→ The task
Write out the entire listing below exactly as it appears, minus any pictures.

→ Dataset content
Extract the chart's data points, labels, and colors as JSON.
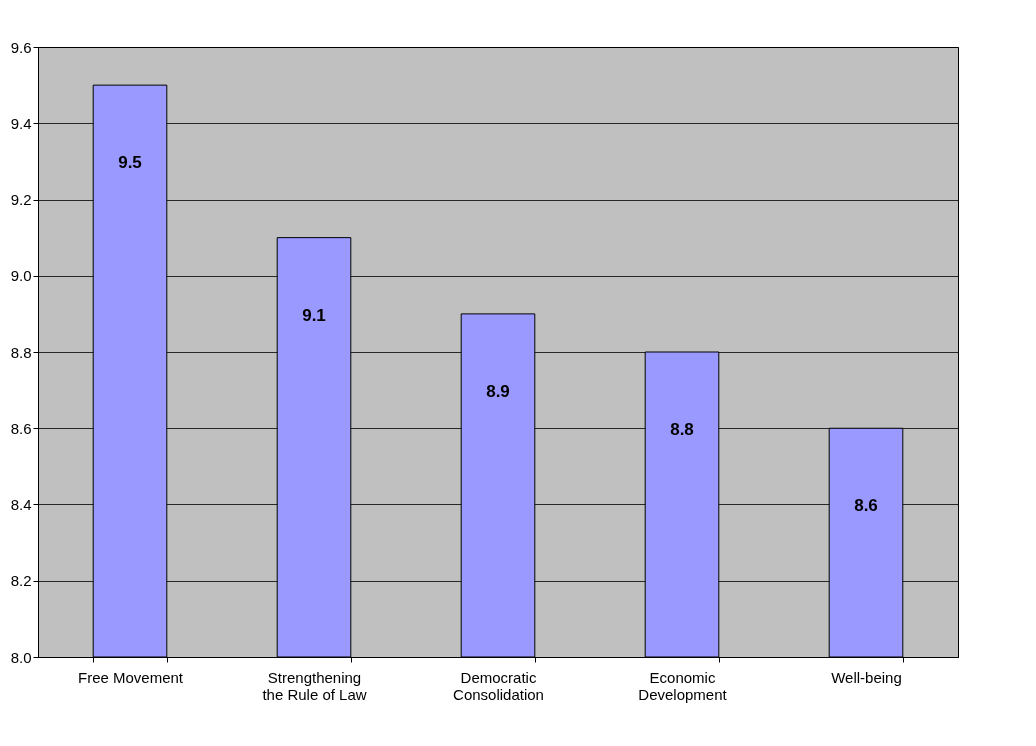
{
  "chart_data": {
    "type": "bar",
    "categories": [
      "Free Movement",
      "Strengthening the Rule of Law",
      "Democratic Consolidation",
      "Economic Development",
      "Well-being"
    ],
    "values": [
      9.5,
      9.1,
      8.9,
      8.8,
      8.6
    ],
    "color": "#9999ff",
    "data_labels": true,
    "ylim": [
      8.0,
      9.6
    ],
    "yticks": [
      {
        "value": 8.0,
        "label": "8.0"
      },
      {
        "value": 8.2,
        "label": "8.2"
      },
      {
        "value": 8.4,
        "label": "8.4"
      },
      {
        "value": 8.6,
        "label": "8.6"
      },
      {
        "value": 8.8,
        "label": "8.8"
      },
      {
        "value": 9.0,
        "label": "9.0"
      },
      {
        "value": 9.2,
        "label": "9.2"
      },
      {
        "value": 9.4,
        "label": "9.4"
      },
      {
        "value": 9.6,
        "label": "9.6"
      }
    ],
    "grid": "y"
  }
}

→ Task solution
Extract the chart's data points, labels, and colors as JSON.
{
  "chart_data": {
    "type": "bar",
    "categories": [
      "Free Movement",
      "Strengthening the Rule of Law",
      "Democratic Consolidation",
      "Economic Development",
      "Well-being"
    ],
    "values": [
      9.5,
      9.1,
      8.9,
      8.8,
      8.6
    ],
    "color": "#9999ff",
    "data_labels": true,
    "ylim": [
      8.0,
      9.6
    ],
    "yticks": [
      {
        "value": 8.0,
        "label": "8.0"
      },
      {
        "value": 8.2,
        "label": "8.2"
      },
      {
        "value": 8.4,
        "label": "8.4"
      },
      {
        "value": 8.6,
        "label": "8.6"
      },
      {
        "value": 8.8,
        "label": "8.8"
      },
      {
        "value": 9.0,
        "label": "9.0"
      },
      {
        "value": 9.2,
        "label": "9.2"
      },
      {
        "value": 9.4,
        "label": "9.4"
      },
      {
        "value": 9.6,
        "label": "9.6"
      }
    ],
    "grid": "y"
  }
}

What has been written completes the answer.